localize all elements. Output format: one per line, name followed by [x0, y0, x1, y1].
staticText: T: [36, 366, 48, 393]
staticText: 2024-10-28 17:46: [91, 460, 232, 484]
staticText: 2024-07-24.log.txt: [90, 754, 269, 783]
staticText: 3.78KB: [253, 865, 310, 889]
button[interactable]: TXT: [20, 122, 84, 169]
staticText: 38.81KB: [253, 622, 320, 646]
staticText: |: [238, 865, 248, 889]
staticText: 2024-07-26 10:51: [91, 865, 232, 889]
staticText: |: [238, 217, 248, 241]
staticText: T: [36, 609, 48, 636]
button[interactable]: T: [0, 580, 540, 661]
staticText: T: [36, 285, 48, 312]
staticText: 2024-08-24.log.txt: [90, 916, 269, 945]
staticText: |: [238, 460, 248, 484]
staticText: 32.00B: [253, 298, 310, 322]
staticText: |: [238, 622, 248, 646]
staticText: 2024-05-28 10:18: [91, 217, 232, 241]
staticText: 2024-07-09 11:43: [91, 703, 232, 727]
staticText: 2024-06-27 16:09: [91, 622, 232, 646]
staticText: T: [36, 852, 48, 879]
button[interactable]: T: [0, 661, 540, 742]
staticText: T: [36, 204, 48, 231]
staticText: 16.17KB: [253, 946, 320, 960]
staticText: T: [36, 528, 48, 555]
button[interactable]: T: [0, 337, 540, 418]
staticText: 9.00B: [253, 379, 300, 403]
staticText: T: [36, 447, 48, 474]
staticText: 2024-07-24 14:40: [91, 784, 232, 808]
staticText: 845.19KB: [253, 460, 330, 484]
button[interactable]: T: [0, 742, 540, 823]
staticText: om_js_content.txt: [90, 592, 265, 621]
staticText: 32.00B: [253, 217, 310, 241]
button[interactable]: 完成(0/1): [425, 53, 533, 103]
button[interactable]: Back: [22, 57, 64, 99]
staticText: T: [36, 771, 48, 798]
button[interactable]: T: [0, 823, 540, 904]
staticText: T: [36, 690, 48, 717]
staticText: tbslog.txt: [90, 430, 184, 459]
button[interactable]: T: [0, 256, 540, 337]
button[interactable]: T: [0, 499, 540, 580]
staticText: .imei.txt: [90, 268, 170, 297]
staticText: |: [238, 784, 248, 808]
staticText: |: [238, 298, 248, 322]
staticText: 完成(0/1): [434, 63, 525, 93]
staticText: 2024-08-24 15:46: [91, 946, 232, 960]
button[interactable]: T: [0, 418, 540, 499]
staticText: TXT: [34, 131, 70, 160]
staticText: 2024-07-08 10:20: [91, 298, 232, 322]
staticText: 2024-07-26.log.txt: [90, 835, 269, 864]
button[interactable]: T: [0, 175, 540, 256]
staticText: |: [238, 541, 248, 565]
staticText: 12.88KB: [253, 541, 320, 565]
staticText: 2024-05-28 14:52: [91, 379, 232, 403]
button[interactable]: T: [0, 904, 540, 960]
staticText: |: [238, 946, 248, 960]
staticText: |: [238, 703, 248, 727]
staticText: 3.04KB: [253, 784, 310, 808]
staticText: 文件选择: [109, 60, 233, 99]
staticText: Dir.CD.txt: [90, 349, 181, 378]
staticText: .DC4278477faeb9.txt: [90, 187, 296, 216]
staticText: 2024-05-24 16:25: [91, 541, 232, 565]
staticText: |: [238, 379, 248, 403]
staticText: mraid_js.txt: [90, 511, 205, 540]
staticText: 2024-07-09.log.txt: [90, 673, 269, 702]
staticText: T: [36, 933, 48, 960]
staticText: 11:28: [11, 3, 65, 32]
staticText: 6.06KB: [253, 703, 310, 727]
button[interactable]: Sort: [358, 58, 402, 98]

Set exercise: Copy out everything from the first line of the entries down to and including the line containing "staticText: T: [36, 285, 48, 312]", character for character.

Answer:
localize all elements. Output format: one per line, name followed by [x0, y0, x1, y1].
staticText: T: [36, 366, 48, 393]
staticText: 2024-10-28 17:46: [91, 460, 232, 484]
staticText: 2024-07-24.log.txt: [90, 754, 269, 783]
staticText: 3.78KB: [253, 865, 310, 889]
button[interactable]: TXT: [20, 122, 84, 169]
staticText: 38.81KB: [253, 622, 320, 646]
staticText: |: [238, 865, 248, 889]
staticText: 2024-07-26 10:51: [91, 865, 232, 889]
staticText: |: [238, 217, 248, 241]
staticText: T: [36, 609, 48, 636]
button[interactable]: T: [0, 580, 540, 661]
staticText: T: [36, 285, 48, 312]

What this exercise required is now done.